◆ **Task description**: Return the whole listing exactly as it stands.

◆ **Given records**:
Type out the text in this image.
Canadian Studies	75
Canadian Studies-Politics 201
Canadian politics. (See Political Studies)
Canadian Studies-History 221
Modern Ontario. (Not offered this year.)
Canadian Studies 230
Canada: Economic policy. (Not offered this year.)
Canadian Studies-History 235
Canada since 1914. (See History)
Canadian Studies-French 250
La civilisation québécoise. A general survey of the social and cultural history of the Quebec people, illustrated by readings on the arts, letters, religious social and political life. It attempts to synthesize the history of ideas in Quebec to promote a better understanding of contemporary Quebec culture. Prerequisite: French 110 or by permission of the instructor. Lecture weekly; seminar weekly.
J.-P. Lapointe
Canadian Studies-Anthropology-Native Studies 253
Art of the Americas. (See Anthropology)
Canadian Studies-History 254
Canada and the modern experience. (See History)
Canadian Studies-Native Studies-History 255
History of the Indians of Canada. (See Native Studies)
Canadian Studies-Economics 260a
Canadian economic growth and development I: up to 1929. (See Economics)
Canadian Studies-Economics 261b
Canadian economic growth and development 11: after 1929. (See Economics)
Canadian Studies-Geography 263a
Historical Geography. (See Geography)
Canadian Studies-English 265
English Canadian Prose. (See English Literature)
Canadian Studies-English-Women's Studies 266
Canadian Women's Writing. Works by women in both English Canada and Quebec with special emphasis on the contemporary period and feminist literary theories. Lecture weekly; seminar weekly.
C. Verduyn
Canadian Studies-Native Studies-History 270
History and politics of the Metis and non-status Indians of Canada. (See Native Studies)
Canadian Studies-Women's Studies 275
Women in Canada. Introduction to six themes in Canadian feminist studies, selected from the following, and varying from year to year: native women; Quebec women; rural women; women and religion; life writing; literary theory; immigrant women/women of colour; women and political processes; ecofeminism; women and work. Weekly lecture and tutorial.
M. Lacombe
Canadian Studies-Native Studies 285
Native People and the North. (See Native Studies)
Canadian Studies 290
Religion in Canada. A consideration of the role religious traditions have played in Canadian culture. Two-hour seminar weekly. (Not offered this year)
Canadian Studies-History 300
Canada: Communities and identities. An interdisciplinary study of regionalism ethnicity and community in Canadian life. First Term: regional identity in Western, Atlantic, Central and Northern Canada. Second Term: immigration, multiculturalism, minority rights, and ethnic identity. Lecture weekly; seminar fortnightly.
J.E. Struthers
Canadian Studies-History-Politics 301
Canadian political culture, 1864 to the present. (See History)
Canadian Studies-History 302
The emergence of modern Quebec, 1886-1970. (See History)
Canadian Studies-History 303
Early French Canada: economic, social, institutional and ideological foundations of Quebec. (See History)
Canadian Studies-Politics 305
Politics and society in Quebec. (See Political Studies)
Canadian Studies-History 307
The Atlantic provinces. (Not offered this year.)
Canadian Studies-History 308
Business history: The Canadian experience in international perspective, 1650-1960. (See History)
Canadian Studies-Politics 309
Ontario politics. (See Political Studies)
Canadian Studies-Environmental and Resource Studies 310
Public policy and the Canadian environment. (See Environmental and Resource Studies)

◆ **Response**:
Type out the text in this image.
Canadian Studies	75
Canadian Studies-Politics 201
Canadian politics. (See Political Studies)
Canadian Studies-History 221
Modern Ontario. (Not offered this year.)
Canadian Studies 230
Canada: Economic policy. (Not offered this year.)
Canadian Studies-History 235
Canada since 1914. (See History)
Canadian Studies-French 250
La civilisation québécoise. A general survey of the social and cultural history of the Quebec people, illustrated by readings on the arts, letters, religious social and political life. It attempts to synthesize the history of ideas in Quebec to promote a better understanding of contemporary Quebec culture. Prerequisite: French 110 or by permission of the instructor. Lecture weekly; seminar weekly.
J.-P. Lapointe
Canadian Studies-Anthropology-Native Studies 253
Art of the Americas. (See Anthropology)
Canadian Studies-History 254
Canada and the modern experience. (See History)
Canadian Studies-Native Studies-History 255
History of the Indians of Canada. (See Native Studies)
Canadian Studies-Economics 260a
Canadian economic growth and development I: up to 1929. (See Economics)
Canadian Studies-Economics 261b
Canadian economic growth and development 11: after 1929. (See Economics)
Canadian Studies-Geography 263a
Historical Geography. (See Geography)
Canadian Studies-English 265
English Canadian Prose. (See English Literature)
Canadian Studies-English-Women's Studies 266
Canadian Women's Writing. Works by women in both English Canada and Quebec with special emphasis on the contemporary period and feminist literary theories. Lecture weekly; seminar weekly.
C. Verduyn
Canadian Studies-Native Studies-History 270
History and politics of the Metis and non-status Indians of Canada. (See Native Studies)
Canadian Studies-Women's Studies 275
Women in Canada. Introduction to six themes in Canadian feminist studies, selected from the following, and varying from year to year: native women; Quebec women; rural women; women and religion; life writing; literary theory; immigrant women/women of colour; women and political processes; ecofeminism; women and work. Weekly lecture and tutorial.
M. Lacombe
Canadian Studies-Native Studies 285
Native People and the North. (See Native Studies)
Canadian Studies 290
Religion in Canada. A consideration of the role religious traditions have played in Canadian culture. Two-hour seminar weekly. (Not offered this year)
Canadian Studies-History 300
Canada: Communities and identities. An interdisciplinary study of regionalism ethnicity and community in Canadian life. First Term: regional identity in Western, Atlantic, Central and Northern Canada. Second Term: immigration, multiculturalism, minority rights, and ethnic identity. Lecture weekly; seminar fortnightly.
J.E. Struthers
Canadian Studies-History-Politics 301
Canadian political culture, 1864 to the present. (See History)
Canadian Studies-History 302
The emergence of modern Quebec, 1886-1970. (See History)
Canadian Studies-History 303
Early French Canada: economic, social, institutional and ideological foundations of Quebec. (See History)
Canadian Studies-Politics 305
Politics and society in Quebec. (See Political Studies)
Canadian Studies-History 307
The Atlantic provinces. (Not offered this year.)
Canadian Studies-History 308
Business history: The Canadian experience in international perspective, 1650-1960. (See History)
Canadian Studies-Politics 309
Ontario politics. (See Political Studies)
Canadian Studies-Environmental and Resource Studies 310
Public policy and the Canadian environment. (See Environmental and Resource Studies)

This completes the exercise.